→ **Record set**:

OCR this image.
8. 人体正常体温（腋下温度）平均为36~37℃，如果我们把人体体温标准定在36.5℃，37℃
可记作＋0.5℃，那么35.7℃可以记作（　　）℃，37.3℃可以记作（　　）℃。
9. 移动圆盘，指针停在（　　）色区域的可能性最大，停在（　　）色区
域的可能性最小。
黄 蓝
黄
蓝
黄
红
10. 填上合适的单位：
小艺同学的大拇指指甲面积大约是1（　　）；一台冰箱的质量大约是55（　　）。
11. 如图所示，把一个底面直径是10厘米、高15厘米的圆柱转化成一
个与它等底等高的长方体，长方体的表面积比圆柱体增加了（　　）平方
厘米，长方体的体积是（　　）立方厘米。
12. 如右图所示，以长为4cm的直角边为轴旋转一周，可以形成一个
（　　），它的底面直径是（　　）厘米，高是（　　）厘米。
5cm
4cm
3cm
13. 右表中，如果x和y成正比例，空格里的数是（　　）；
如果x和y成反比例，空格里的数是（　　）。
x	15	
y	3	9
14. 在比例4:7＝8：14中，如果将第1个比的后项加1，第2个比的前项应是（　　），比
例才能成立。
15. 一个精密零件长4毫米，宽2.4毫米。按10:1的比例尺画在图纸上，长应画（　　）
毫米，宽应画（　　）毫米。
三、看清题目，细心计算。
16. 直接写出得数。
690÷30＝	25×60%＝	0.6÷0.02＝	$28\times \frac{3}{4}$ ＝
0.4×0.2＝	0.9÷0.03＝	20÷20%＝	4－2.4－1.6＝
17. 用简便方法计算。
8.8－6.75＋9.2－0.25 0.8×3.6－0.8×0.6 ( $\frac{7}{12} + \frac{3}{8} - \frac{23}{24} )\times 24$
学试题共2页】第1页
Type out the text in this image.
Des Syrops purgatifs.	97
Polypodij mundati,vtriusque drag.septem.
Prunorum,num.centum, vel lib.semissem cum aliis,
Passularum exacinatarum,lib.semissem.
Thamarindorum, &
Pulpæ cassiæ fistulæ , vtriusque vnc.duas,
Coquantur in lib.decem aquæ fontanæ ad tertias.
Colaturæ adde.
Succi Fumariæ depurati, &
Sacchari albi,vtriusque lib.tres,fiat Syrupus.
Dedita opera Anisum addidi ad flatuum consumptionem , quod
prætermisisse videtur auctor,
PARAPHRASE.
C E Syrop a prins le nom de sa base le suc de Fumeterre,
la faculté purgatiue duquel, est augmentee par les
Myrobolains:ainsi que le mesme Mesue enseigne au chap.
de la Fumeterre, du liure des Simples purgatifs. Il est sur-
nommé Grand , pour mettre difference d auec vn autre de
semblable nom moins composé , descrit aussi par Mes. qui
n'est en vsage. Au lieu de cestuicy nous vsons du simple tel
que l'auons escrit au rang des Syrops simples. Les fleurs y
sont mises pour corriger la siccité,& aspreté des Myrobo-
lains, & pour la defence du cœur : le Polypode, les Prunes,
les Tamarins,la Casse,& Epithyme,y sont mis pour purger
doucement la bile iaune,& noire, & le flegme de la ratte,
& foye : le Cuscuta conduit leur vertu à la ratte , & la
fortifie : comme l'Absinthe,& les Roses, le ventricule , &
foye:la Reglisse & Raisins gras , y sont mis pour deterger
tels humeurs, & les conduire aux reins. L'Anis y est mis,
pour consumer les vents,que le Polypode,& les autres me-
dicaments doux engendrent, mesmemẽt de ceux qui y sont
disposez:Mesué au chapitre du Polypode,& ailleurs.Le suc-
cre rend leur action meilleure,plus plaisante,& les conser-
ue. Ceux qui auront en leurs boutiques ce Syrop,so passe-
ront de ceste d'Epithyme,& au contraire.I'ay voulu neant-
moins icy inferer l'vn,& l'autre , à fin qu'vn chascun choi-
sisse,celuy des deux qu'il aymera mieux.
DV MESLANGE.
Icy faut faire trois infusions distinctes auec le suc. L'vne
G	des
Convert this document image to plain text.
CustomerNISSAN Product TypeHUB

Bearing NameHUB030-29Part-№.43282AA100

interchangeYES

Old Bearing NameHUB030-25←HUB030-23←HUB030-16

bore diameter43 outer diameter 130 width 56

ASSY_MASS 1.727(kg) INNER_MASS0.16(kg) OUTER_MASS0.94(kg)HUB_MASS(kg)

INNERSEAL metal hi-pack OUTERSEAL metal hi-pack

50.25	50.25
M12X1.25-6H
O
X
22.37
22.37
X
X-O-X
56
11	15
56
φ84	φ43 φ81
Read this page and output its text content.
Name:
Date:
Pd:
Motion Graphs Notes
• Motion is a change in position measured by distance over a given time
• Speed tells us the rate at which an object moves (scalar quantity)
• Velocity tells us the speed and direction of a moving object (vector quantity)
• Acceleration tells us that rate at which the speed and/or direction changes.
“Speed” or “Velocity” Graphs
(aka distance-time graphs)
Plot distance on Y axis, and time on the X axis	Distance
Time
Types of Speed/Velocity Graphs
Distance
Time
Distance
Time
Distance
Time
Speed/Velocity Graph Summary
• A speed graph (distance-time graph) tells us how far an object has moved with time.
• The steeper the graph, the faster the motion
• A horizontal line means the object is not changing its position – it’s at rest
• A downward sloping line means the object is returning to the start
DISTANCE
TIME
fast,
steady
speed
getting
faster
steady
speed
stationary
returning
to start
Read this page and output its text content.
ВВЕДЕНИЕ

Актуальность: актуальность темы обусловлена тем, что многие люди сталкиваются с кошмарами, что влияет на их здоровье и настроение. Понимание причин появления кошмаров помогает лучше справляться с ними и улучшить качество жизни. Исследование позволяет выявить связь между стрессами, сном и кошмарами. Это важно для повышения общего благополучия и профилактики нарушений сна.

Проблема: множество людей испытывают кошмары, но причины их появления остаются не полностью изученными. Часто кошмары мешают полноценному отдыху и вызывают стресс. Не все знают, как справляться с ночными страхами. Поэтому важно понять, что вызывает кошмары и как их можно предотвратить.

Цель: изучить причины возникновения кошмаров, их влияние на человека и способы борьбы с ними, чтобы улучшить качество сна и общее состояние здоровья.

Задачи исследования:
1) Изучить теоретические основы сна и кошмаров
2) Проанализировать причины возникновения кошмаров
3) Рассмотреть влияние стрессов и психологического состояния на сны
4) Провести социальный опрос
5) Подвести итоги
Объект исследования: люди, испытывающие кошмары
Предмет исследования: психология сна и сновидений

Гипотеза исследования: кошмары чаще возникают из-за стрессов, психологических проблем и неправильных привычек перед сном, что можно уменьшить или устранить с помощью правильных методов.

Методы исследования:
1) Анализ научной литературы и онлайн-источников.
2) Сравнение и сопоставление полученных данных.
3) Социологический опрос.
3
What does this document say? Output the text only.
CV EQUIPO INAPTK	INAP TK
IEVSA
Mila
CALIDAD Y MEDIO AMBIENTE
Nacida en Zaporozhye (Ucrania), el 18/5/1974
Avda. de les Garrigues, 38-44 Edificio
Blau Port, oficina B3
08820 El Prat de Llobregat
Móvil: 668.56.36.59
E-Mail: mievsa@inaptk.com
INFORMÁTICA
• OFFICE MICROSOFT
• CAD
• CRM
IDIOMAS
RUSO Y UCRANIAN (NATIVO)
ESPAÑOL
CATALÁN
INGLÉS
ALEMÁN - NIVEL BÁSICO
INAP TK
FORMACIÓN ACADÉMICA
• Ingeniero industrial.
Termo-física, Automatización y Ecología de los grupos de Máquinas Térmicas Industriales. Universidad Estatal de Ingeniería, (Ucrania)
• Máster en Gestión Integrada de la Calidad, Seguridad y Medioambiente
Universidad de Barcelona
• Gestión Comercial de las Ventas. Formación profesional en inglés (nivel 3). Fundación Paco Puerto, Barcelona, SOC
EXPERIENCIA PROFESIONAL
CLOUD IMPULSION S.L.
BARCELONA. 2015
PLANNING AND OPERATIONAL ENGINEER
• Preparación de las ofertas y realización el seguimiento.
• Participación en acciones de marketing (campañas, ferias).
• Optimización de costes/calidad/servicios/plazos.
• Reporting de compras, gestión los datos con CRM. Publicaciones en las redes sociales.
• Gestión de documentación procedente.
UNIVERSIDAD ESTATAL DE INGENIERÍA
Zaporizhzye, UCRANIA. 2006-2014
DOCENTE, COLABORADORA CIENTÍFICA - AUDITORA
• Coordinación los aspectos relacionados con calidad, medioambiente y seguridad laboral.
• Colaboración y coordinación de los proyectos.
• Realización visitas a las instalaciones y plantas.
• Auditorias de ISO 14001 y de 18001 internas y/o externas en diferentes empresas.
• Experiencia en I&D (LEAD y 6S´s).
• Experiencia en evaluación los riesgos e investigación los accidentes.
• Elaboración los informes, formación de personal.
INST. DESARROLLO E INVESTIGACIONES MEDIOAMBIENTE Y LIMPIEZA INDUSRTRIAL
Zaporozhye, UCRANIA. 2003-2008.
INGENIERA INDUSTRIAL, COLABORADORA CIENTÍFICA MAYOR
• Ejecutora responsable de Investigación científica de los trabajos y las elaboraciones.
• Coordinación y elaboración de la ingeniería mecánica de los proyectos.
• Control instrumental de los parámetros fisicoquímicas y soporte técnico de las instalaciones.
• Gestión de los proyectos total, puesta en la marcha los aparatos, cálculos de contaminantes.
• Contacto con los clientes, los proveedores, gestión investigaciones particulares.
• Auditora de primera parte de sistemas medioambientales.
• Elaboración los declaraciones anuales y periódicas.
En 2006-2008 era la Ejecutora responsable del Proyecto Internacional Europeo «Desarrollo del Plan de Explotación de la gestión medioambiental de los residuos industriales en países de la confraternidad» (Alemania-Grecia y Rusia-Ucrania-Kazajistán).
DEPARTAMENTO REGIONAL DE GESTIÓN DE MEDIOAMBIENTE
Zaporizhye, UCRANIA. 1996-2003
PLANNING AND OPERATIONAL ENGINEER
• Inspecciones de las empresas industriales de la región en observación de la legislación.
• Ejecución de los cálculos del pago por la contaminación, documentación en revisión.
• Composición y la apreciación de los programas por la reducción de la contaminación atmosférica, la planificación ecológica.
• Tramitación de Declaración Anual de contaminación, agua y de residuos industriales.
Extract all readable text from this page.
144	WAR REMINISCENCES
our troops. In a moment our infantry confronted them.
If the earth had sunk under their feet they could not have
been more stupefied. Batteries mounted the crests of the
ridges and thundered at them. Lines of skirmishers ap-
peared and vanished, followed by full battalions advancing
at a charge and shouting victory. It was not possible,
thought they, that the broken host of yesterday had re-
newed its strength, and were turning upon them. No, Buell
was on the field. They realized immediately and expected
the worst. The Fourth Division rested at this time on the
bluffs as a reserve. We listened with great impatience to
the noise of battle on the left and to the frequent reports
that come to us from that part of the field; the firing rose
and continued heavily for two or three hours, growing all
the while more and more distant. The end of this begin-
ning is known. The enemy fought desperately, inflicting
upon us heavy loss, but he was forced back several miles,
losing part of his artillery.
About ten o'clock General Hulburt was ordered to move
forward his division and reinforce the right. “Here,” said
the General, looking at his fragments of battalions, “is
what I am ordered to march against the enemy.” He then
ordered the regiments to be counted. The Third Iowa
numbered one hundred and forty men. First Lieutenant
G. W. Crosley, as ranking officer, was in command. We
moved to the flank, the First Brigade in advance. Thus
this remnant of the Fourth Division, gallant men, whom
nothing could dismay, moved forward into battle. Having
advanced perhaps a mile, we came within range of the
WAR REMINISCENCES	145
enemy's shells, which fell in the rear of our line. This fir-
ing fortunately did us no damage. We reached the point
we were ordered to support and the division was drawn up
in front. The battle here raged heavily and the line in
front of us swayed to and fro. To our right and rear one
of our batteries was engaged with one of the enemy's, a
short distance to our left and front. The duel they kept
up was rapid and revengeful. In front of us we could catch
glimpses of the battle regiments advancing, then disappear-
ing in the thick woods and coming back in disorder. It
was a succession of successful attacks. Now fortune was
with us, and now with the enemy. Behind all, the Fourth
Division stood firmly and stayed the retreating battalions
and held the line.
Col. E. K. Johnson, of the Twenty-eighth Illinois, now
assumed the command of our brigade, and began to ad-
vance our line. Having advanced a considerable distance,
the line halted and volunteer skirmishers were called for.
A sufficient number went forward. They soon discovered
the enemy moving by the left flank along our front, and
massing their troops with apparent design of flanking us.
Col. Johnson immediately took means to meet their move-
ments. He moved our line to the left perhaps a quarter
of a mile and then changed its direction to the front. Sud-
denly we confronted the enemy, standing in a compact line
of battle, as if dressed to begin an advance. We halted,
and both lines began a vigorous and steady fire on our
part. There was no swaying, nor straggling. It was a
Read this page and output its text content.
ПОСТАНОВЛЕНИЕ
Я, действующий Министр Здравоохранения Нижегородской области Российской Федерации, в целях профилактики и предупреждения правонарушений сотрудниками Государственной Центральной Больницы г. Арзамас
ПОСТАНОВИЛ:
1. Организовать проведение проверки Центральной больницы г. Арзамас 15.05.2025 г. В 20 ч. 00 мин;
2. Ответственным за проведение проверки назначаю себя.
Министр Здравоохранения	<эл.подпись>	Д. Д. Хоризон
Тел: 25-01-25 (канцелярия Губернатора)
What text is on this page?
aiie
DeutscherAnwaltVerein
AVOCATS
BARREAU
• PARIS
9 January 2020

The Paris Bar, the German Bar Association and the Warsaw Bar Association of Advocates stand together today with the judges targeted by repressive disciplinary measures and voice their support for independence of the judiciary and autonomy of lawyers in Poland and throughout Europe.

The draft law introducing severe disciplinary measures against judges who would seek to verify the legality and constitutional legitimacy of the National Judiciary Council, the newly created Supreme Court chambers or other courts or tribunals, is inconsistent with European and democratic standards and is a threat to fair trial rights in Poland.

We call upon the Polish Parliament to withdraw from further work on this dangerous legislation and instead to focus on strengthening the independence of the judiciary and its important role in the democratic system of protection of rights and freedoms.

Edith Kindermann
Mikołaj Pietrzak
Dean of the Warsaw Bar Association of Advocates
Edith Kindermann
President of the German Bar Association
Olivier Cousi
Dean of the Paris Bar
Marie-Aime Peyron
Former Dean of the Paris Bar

→ **Stated problem**: Each line holding "regiments" must be found and copied.

→ **Output for this task**:
ordered the regiments to be counted. The Third Iowa
glimpses of the battle regiments advancing, then disappear-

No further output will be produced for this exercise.